Requirement: Leave out every picture, then transcribe the rest of the listing exactly.

[Start Given data]

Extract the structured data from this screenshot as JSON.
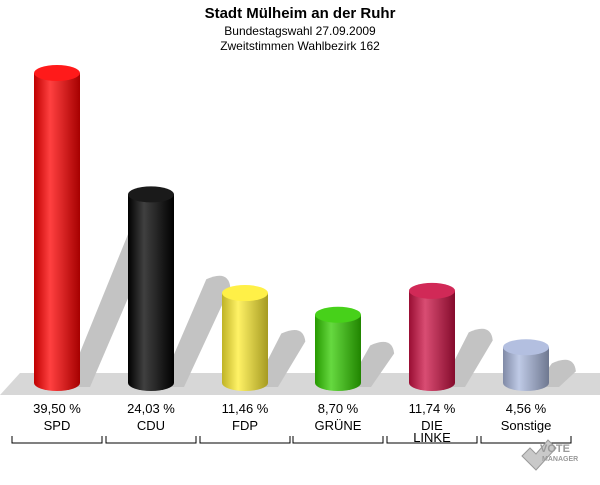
{
  "chart_data": {
    "type": "bar",
    "title": "Stadt Mülheim an der Ruhr",
    "subtitle": "Bundestagswahl 27.09.2009",
    "subtitle2": "Zweitstimmen Wahlbezirk 162",
    "categories": [
      "SPD",
      "CDU",
      "FDP",
      "GRÜNE",
      "DIE LINKE",
      "Sonstige"
    ],
    "category_lines": [
      [
        "SPD"
      ],
      [
        "CDU"
      ],
      [
        "FDP"
      ],
      [
        "GRÜNE"
      ],
      [
        "DIE",
        "LINKE"
      ],
      [
        "Sonstige"
      ]
    ],
    "values": [
      39.5,
      24.03,
      11.46,
      8.7,
      11.74,
      4.56
    ],
    "value_labels": [
      "39,50 %",
      "24,03 %",
      "11,46 %",
      "8,70 %",
      "11,74 %",
      "4,56 %"
    ],
    "colors": [
      "#ff0000",
      "#000000",
      "#ffee33",
      "#33cc00",
      "#cc1144",
      "#aab8dd"
    ],
    "ylim": [
      0,
      39.5
    ],
    "grid": false,
    "legend": "none"
  },
  "logo": {
    "text": "VOTE",
    "subtext": "MANAGER",
    "icon": "checkmark-icon"
  }
}
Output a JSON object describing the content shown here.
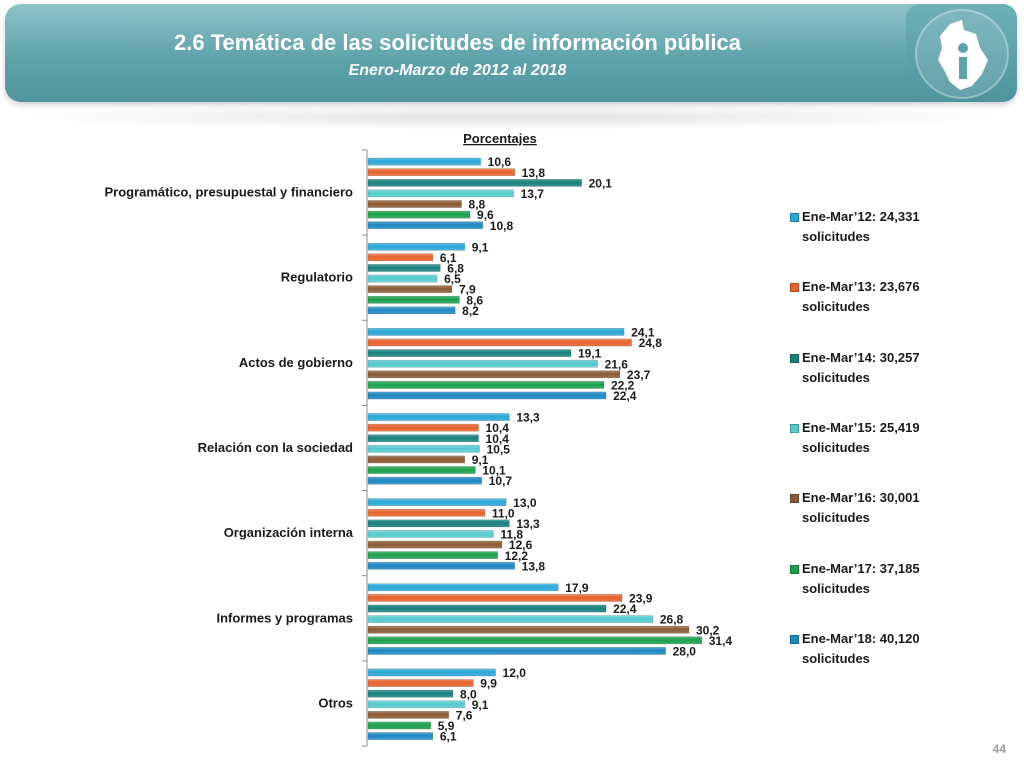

[End Given data]

Reply:
Extract the structured data from this screenshot as JSON.
{
  "chart_data": {
    "type": "bar",
    "title": "Stadt Mülheim an der Ruhr",
    "subtitle": "Bundestagswahl 27.09.2009",
    "subtitle2": "Zweitstimmen Wahlbezirk 162",
    "categories": [
      "SPD",
      "CDU",
      "FDP",
      "GRÜNE",
      "DIE LINKE",
      "Sonstige"
    ],
    "category_lines": [
      [
        "SPD"
      ],
      [
        "CDU"
      ],
      [
        "FDP"
      ],
      [
        "GRÜNE"
      ],
      [
        "DIE",
        "LINKE"
      ],
      [
        "Sonstige"
      ]
    ],
    "values": [
      39.5,
      24.03,
      11.46,
      8.7,
      11.74,
      4.56
    ],
    "value_labels": [
      "39,50 %",
      "24,03 %",
      "11,46 %",
      "8,70 %",
      "11,74 %",
      "4,56 %"
    ],
    "colors": [
      "#ff0000",
      "#000000",
      "#ffee33",
      "#33cc00",
      "#cc1144",
      "#aab8dd"
    ],
    "ylim": [
      0,
      39.5
    ],
    "grid": false,
    "legend": "none"
  },
  "logo": {
    "text": "VOTE",
    "subtext": "MANAGER",
    "icon": "checkmark-icon"
  }
}
Output a JSON object describing the content shown here.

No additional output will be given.